* Start Data entries *

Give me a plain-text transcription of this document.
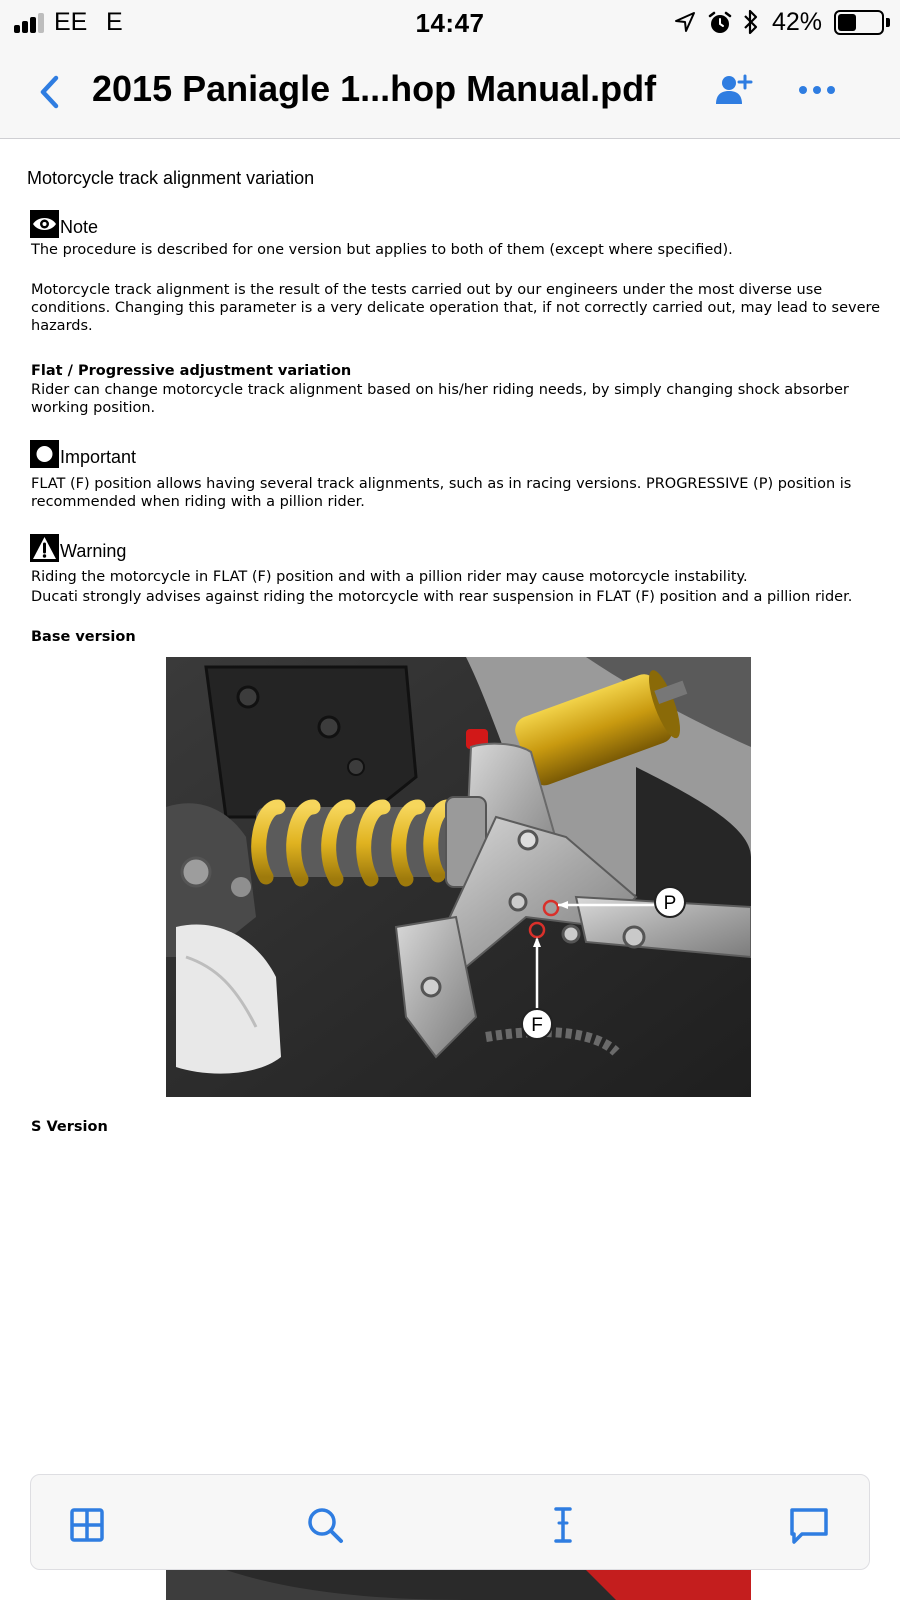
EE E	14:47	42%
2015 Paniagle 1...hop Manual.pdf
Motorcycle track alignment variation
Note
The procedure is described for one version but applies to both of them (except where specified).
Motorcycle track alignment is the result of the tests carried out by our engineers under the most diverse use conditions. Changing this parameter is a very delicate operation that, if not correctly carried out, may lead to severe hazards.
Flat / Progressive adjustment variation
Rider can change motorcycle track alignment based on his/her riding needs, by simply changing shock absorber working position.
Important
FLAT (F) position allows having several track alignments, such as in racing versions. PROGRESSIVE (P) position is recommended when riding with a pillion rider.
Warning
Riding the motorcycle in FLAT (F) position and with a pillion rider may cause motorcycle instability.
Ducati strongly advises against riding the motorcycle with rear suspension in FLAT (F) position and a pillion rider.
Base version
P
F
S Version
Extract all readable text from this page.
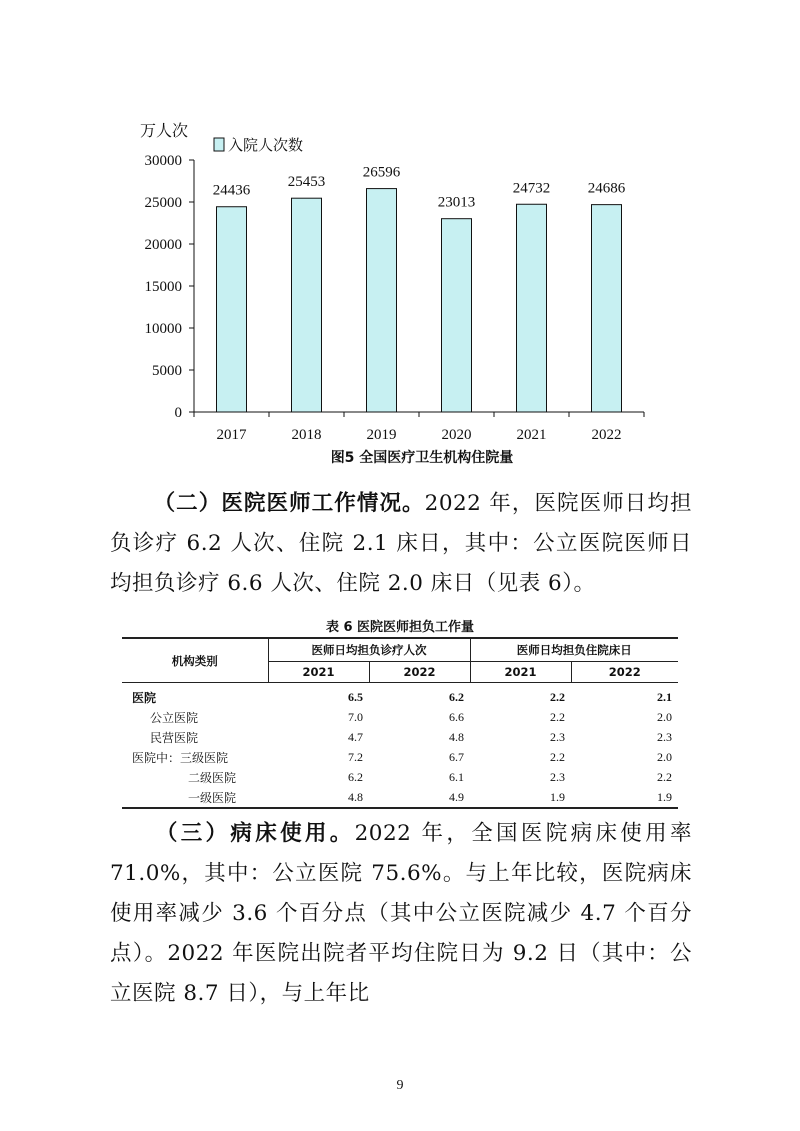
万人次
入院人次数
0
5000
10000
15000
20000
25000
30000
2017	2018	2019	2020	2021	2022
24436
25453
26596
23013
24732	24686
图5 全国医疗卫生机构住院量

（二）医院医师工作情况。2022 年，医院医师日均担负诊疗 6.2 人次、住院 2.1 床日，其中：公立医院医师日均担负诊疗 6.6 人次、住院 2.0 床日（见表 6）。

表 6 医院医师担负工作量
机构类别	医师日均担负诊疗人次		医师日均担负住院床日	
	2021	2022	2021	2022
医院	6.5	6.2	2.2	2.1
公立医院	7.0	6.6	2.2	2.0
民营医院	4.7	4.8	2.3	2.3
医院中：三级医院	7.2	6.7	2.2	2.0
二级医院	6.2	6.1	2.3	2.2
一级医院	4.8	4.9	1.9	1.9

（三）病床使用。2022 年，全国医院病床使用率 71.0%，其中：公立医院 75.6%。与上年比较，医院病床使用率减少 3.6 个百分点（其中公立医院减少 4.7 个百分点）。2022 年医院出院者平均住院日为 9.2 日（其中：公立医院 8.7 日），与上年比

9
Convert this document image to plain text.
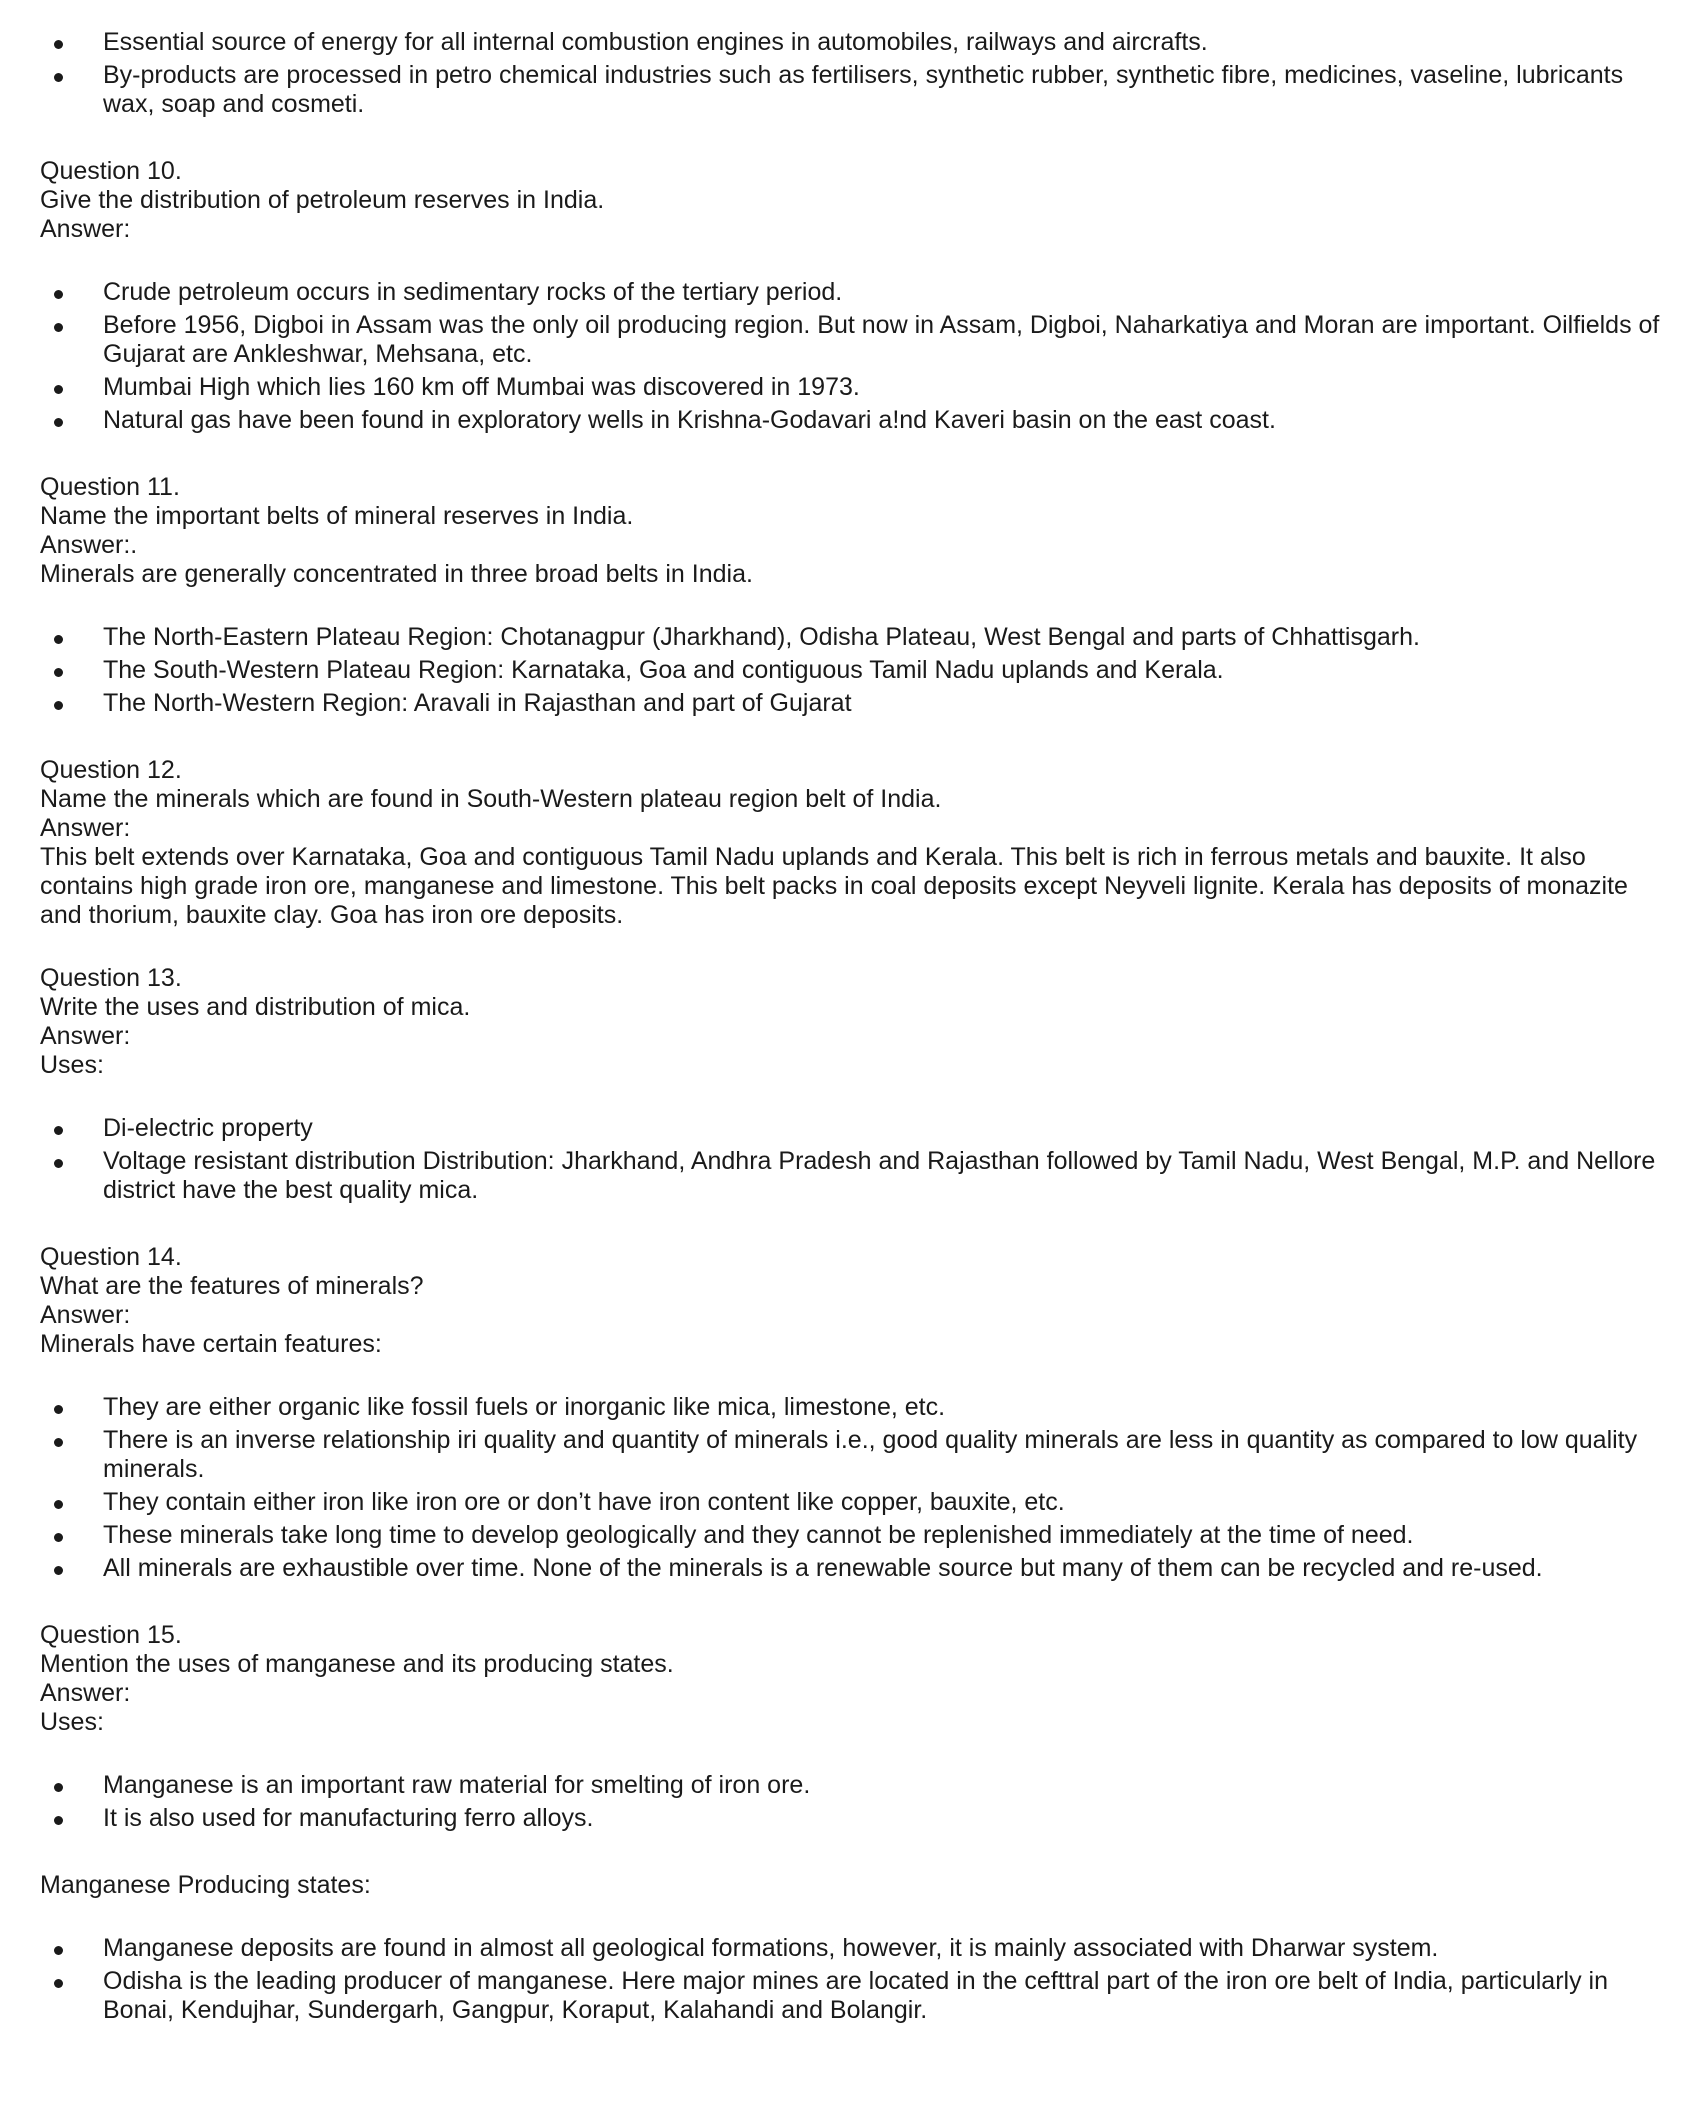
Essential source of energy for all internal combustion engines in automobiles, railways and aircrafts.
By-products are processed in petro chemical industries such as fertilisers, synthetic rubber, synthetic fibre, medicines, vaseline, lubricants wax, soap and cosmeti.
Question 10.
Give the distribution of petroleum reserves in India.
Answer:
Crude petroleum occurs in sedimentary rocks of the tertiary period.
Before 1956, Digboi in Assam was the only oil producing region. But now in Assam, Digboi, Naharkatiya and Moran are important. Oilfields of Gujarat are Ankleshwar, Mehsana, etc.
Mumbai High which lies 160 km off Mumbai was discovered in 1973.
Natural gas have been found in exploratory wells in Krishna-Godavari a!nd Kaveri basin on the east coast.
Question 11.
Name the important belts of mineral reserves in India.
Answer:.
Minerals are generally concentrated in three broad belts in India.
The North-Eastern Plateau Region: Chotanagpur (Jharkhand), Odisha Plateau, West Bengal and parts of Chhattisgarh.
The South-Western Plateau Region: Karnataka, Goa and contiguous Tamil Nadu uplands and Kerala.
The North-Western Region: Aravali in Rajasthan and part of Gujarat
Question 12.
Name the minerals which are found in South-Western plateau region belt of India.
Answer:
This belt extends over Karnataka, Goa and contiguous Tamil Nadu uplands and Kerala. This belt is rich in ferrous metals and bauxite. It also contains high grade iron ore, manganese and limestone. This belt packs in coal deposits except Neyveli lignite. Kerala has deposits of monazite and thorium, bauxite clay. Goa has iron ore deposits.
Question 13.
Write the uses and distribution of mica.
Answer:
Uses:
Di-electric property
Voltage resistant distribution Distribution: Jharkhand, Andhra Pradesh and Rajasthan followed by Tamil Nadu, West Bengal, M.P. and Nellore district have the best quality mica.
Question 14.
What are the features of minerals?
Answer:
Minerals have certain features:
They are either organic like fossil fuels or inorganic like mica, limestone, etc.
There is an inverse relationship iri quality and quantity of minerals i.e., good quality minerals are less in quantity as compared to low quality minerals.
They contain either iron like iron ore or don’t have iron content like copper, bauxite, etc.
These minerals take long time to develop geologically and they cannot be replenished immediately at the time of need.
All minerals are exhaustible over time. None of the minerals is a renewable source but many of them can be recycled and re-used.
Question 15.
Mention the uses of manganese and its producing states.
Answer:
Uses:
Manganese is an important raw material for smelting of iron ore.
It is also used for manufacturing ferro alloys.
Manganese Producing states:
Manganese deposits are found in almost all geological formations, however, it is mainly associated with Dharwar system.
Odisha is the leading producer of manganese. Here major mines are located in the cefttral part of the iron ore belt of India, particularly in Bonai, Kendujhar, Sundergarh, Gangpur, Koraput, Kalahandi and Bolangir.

* End Data entries *

- Work instructions -
Collect each line above holding the string "Western".

- Written reply -
The South-Western Plateau Region: Karnataka, Goa and contiguous Tamil Nadu uplands and Kerala.
The North-Western Region: Aravali in Rajasthan and part of Gujarat
Name the minerals which are found in South-Western plateau region belt of India.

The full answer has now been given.